__Data lines__:
--- Start ---
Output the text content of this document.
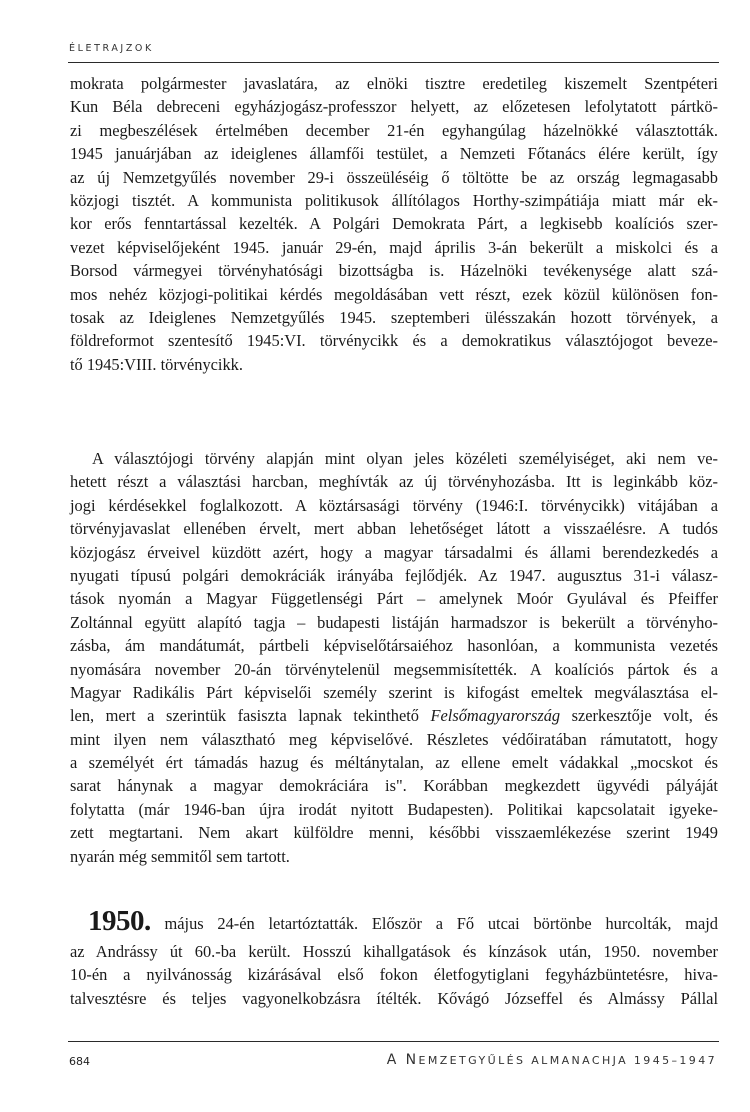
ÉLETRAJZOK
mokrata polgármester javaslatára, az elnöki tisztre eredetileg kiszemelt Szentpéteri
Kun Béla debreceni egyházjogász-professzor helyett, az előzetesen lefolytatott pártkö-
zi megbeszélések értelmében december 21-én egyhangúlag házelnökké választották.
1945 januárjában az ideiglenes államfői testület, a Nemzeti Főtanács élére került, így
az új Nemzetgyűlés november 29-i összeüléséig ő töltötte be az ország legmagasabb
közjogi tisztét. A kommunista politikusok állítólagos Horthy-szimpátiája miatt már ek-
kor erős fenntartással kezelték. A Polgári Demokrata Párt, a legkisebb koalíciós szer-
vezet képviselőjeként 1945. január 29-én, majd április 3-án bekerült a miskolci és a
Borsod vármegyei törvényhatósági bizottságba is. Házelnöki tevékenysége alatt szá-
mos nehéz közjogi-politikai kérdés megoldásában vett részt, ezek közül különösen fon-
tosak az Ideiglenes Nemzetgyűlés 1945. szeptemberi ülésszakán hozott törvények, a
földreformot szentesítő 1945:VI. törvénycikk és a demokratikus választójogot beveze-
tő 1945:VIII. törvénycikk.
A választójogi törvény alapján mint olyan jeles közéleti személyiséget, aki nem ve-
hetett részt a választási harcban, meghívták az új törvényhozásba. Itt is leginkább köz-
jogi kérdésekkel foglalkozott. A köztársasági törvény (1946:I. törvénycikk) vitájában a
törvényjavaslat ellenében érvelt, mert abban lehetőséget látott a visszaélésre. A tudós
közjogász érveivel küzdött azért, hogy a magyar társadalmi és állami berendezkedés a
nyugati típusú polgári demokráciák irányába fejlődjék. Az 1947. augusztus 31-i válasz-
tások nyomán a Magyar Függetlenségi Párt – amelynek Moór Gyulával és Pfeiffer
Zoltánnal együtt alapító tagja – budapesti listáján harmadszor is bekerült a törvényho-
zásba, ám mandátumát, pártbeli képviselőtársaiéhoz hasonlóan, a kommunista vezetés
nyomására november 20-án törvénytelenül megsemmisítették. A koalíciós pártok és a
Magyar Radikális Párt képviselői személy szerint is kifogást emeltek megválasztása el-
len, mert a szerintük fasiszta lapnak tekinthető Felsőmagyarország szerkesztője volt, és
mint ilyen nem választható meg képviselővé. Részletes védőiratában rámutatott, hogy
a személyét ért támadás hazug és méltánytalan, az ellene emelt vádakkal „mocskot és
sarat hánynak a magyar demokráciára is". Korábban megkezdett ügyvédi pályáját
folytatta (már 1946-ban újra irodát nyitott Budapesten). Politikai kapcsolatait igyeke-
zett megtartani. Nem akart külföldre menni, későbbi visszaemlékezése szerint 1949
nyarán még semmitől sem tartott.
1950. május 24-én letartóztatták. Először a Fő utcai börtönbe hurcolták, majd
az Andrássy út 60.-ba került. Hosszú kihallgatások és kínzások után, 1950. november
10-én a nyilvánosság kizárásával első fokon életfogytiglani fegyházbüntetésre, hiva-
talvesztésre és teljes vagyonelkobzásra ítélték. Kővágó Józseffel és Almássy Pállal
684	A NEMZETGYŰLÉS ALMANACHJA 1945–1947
--- End ---
--- Start ---
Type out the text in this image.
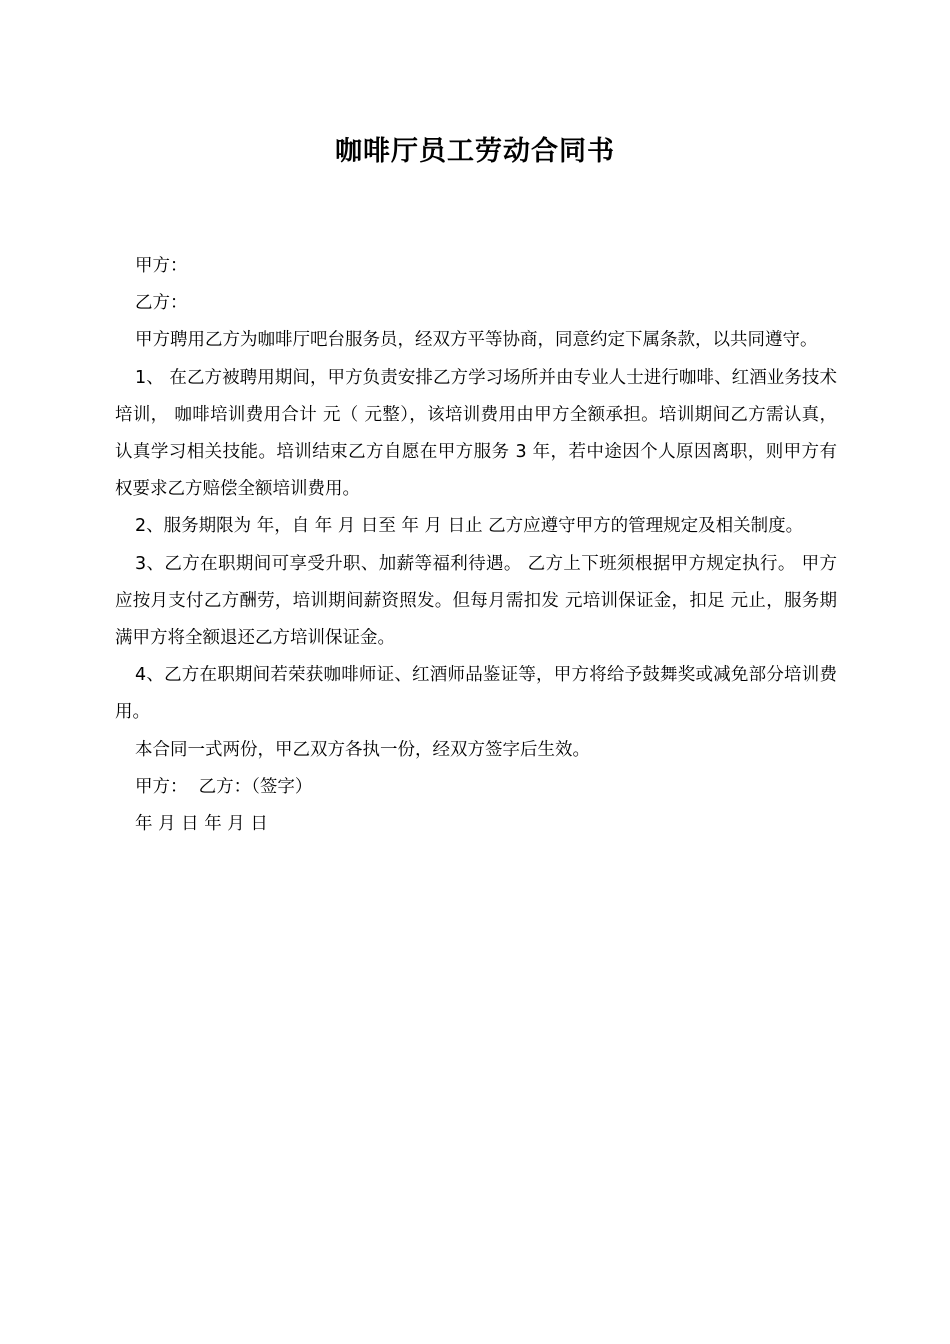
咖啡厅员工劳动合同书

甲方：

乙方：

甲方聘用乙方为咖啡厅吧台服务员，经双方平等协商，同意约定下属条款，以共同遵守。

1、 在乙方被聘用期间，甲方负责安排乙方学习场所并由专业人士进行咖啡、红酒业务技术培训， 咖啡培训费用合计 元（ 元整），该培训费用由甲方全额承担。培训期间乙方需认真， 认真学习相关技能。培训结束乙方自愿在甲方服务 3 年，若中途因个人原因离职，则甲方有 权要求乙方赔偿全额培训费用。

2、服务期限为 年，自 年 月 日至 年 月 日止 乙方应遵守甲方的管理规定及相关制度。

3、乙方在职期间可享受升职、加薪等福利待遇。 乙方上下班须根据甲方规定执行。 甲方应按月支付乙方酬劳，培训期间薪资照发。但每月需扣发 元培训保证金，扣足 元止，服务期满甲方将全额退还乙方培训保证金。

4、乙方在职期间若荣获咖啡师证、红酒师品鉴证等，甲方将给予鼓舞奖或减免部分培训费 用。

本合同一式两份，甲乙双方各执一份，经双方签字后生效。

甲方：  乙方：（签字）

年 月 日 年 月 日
--- End ---
--- Start ---
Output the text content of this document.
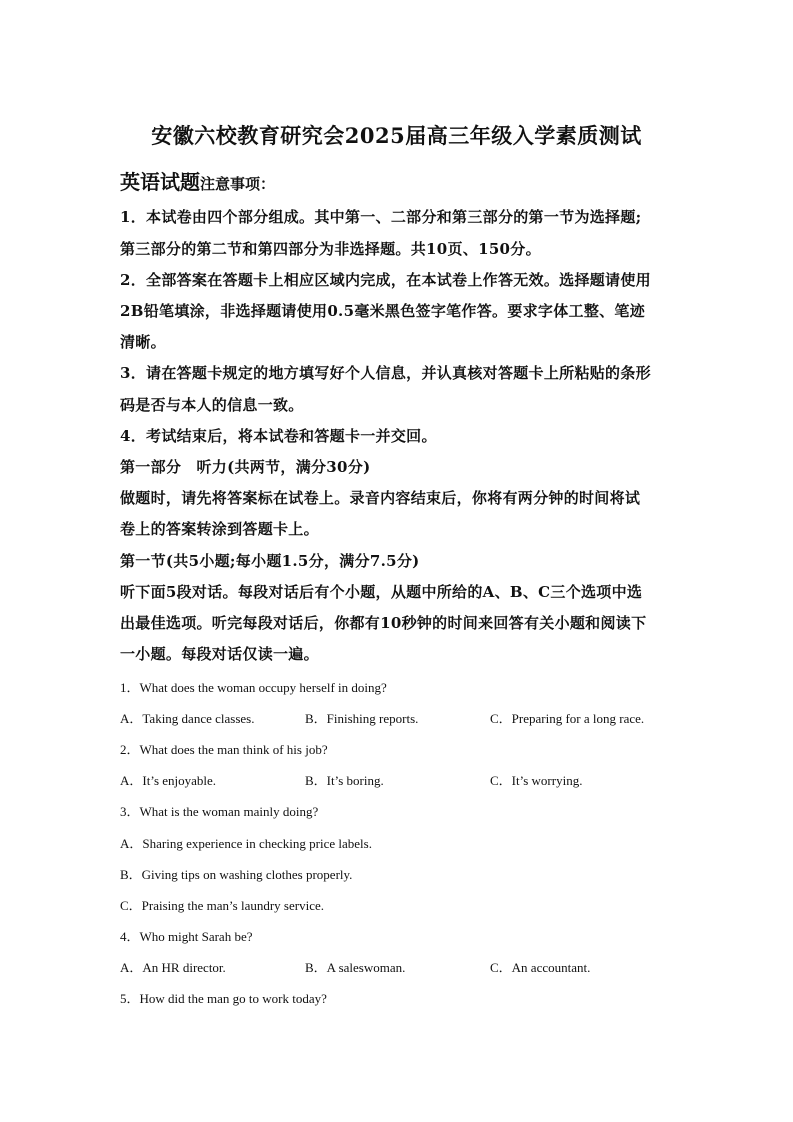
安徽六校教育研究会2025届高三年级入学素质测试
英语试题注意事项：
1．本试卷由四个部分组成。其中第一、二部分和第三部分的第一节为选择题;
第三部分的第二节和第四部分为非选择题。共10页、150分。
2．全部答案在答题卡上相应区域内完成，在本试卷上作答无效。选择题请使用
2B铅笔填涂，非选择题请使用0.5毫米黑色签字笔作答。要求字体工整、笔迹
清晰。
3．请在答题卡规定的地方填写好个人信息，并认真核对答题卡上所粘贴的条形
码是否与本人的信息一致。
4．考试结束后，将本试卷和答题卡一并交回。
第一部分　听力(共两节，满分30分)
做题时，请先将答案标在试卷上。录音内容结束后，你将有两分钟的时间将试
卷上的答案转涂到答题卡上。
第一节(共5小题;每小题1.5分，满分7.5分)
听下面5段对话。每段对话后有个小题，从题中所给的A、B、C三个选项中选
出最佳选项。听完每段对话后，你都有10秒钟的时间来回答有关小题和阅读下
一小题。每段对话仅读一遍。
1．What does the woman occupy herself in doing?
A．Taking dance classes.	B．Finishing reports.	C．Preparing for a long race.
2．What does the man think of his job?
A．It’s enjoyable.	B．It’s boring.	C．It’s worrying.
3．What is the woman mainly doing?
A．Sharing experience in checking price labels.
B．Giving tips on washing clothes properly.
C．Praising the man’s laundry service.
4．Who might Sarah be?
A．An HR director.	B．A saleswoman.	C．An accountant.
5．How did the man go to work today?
--- End ---
__Exercise aim__:
Gather every line containing the word "közjogi" and copy it.

__Reply__:
közjogi tisztét. A kommunista politikusok állítólagos Horthy-szimpátiája miatt már ek-
mos nehéz közjogi-politikai kérdés megoldásában vett részt, ezek közül különösen fon-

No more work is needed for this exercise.